### WHAT IS REQUIRED
Write the data out again exactly, with no pictures.

### DATA SECTION

⁂

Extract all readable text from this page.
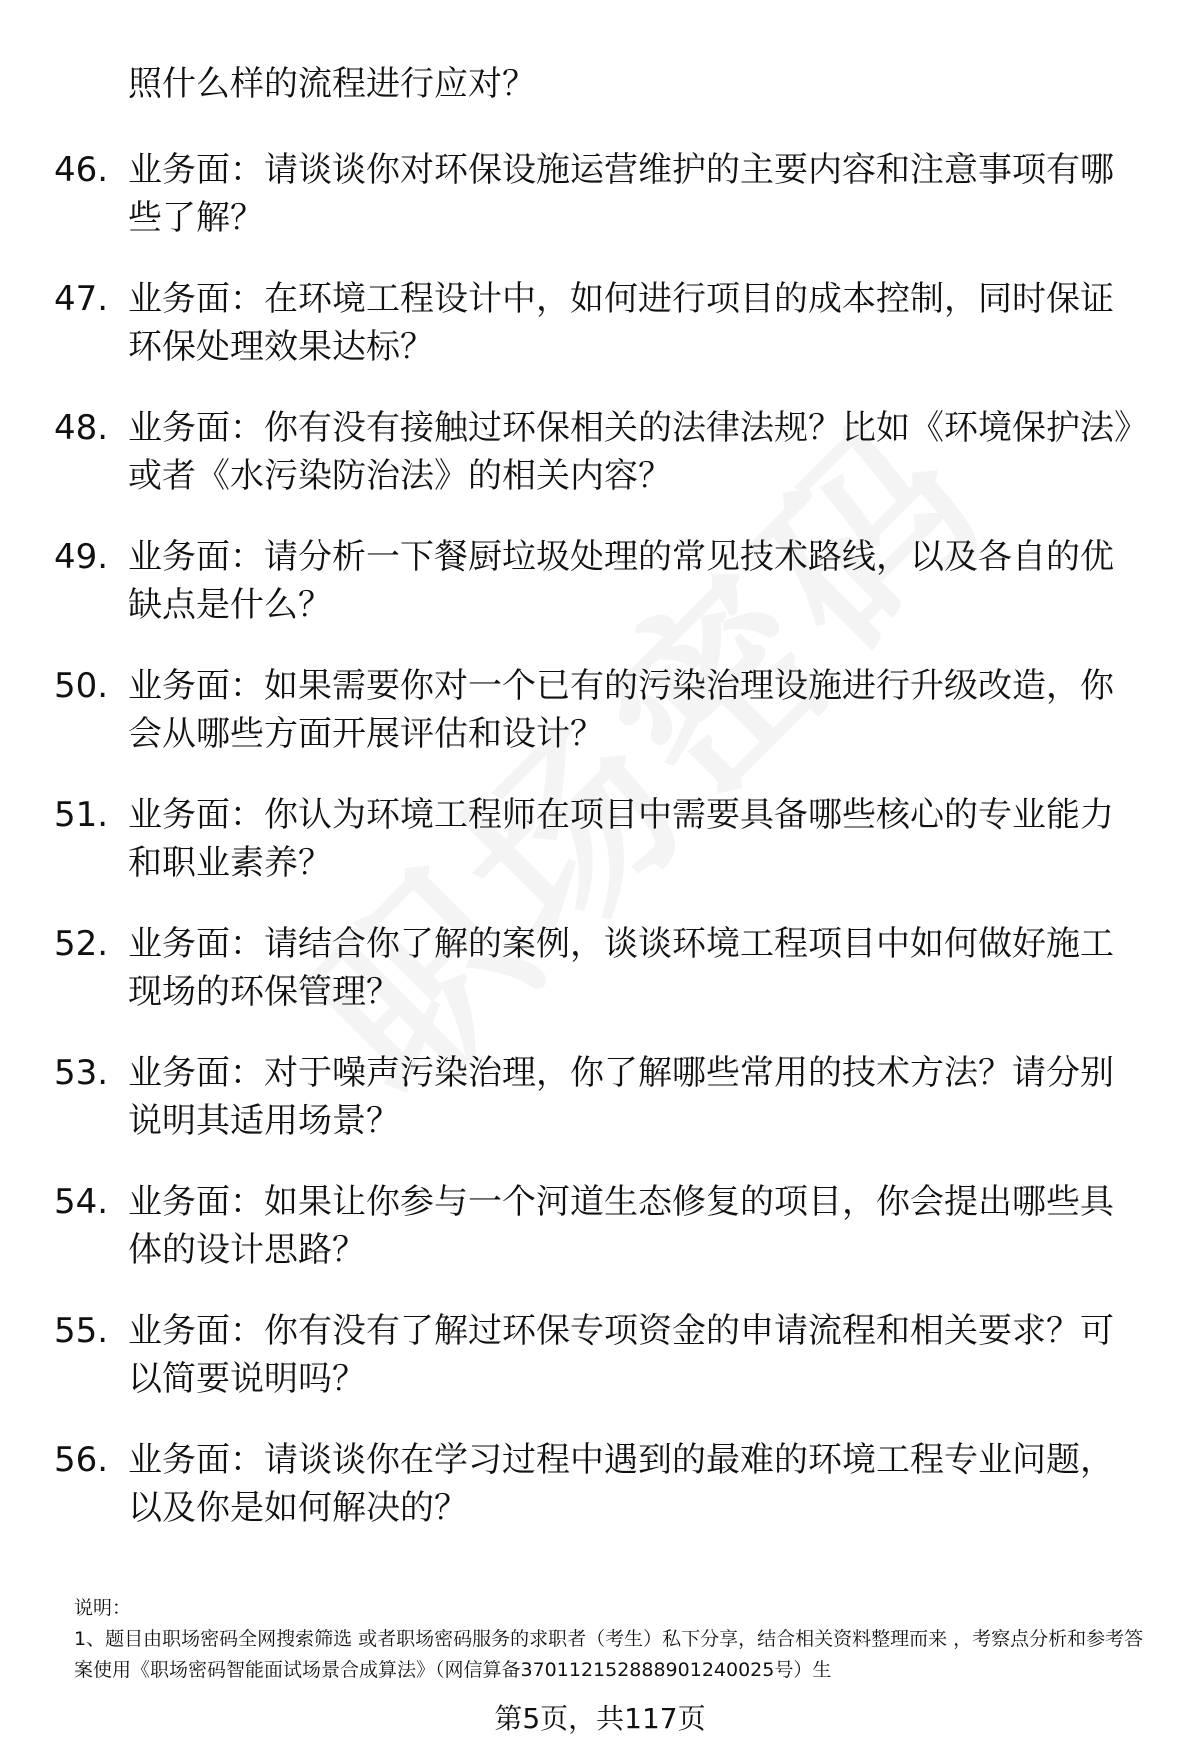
照什么样的流程进行应对？
46. 业务面：请谈谈你对环保设施运营维护的主要内容和注意事项有哪些了解？
47. 业务面：在环境工程设计中，如何进行项目的成本控制，同时保证环保处理效果达标？
48. 业务面：你有没有接触过环保相关的法律法规？比如《环境保护法》或者《水污染防治法》的相关内容？
49. 业务面：请分析一下餐厨垃圾处理的常见技术路线，以及各自的优缺点是什么？
50. 业务面：如果需要你对一个已有的污染治理设施进行升级改造，你会从哪些方面开展评估和设计？
51. 业务面：你认为环境工程师在项目中需要具备哪些核心的专业能力和职业素养？
52. 业务面：请结合你了解的案例，谈谈环境工程项目中如何做好施工现场的环保管理？
53. 业务面：对于噪声污染治理，你了解哪些常用的技术方法？请分别说明其适用场景？
54. 业务面：如果让你参与一个河道生态修复的项目，你会提出哪些具体的设计思路？
55. 业务面：你有没有了解过环保专项资金的申请流程和相关要求？可以简要说明吗？
56. 业务面：请谈谈你在学习过程中遇到的最难的环境工程专业问题，以及你是如何解决的？
说明：
1、题目由职场密码全网搜索筛选 或者职场密码服务的求职者（考生）私下分享，结合相关资料整理而来 ，考察点分析和参考答案使用《职场密码智能面试场景合成算法》（网信算备370112152888901240025号）生
第5页，共117页
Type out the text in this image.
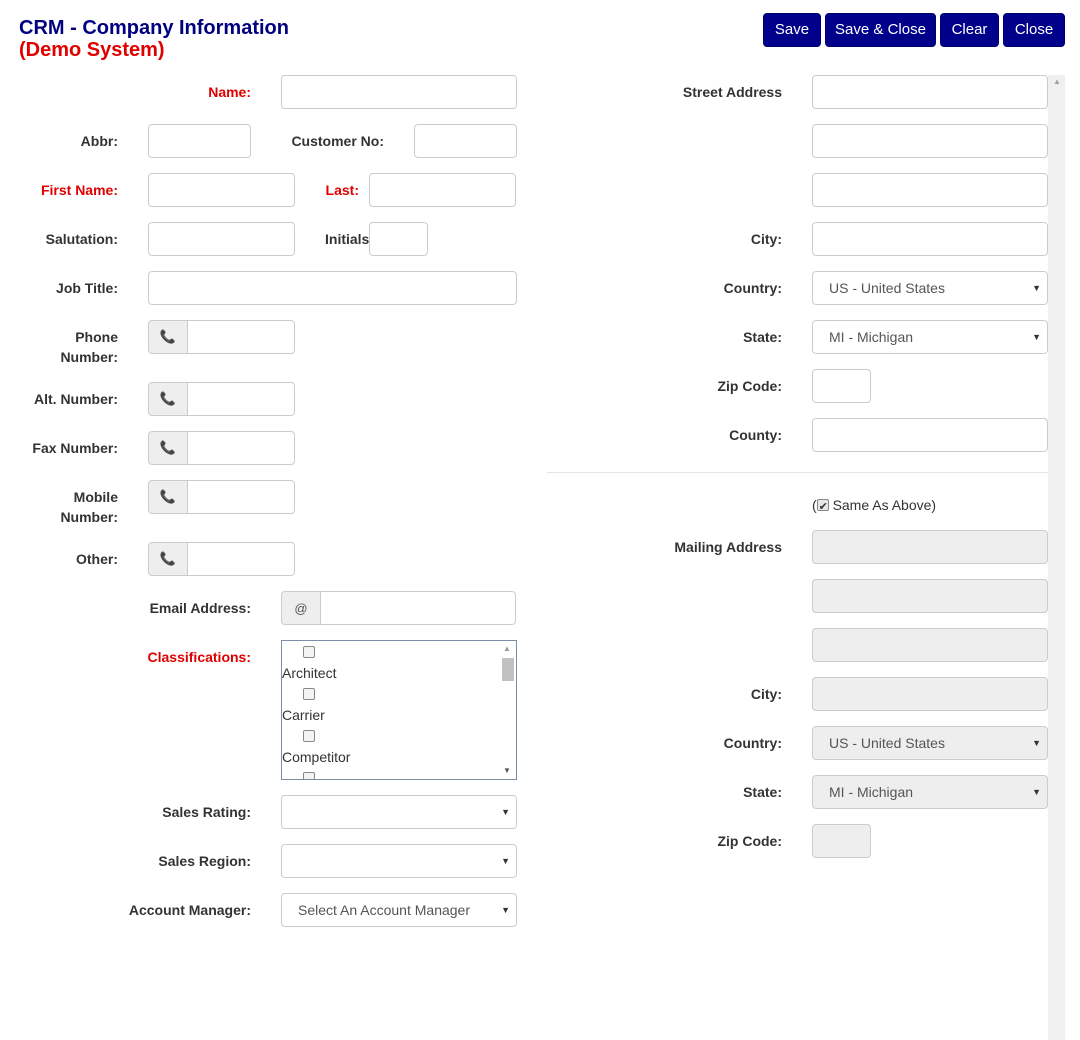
CRM - Company Information
(Demo System)
Save	Save & Close	Clear	Close
Name:
Abbr:	Customer No:
First Name:	Last:
Salutation:	Initials
Job Title:
Phone
Number:
📞
Alt. Number:	📞
Fax Number:	📞
Mobile
Number:
📞
Other:	📞
Email Address:	@
Classifications:
Architect
Carrier
Competitor
▲
▼
Sales Rating:	▼
Sales Region:	▼
Account Manager:	Select An Account Manager	▼
Street Address
City:
Country:	US - United States	▼
State:	MI - Michigan	▼
Zip Code:
County:
( ✔ Same As Above)
Mailing Address
City:
Country:	US - United States	▼
State:	MI - Michigan	▼
Zip Code:
▲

⁂

### COMPLETED EXERCISE
Extract all readable text from this page.
照什么样的流程进行应对？
46. 业务面：请谈谈你对环保设施运营维护的主要内容和注意事项有哪些了解？
47. 业务面：在环境工程设计中，如何进行项目的成本控制，同时保证环保处理效果达标？
48. 业务面：你有没有接触过环保相关的法律法规？比如《环境保护法》或者《水污染防治法》的相关内容？
49. 业务面：请分析一下餐厨垃圾处理的常见技术路线，以及各自的优缺点是什么？
50. 业务面：如果需要你对一个已有的污染治理设施进行升级改造，你会从哪些方面开展评估和设计？
51. 业务面：你认为环境工程师在项目中需要具备哪些核心的专业能力和职业素养？
52. 业务面：请结合你了解的案例，谈谈环境工程项目中如何做好施工现场的环保管理？
53. 业务面：对于噪声污染治理，你了解哪些常用的技术方法？请分别说明其适用场景？
54. 业务面：如果让你参与一个河道生态修复的项目，你会提出哪些具体的设计思路？
55. 业务面：你有没有了解过环保专项资金的申请流程和相关要求？可以简要说明吗？
56. 业务面：请谈谈你在学习过程中遇到的最难的环境工程专业问题，以及你是如何解决的？
说明：
1、题目由职场密码全网搜索筛选 或者职场密码服务的求职者（考生）私下分享，结合相关资料整理而来 ，考察点分析和参考答案使用《职场密码智能面试场景合成算法》（网信算备370112152888901240025号）生
第5页，共117页
Type out the text in this image.
CRM - Company Information
(Demo System)
Save	Save & Close	Clear	Close
Name:
Abbr:	Customer No:
First Name:	Last:
Salutation:	Initials
Job Title:
Phone
Number:
📞
Alt. Number:	📞
Fax Number:	📞
Mobile
Number:
📞
Other:	📞
Email Address:	@
Classifications:
Architect
Carrier
Competitor
▲
▼
Sales Rating:	▼
Sales Region:	▼
Account Manager:	Select An Account Manager	▼
Street Address
City:
Country:	US - United States	▼
State:	MI - Michigan	▼
Zip Code:
County:
( ✔ Same As Above)
Mailing Address
City:
Country:	US - United States	▼
State:	MI - Michigan	▼
Zip Code:
▲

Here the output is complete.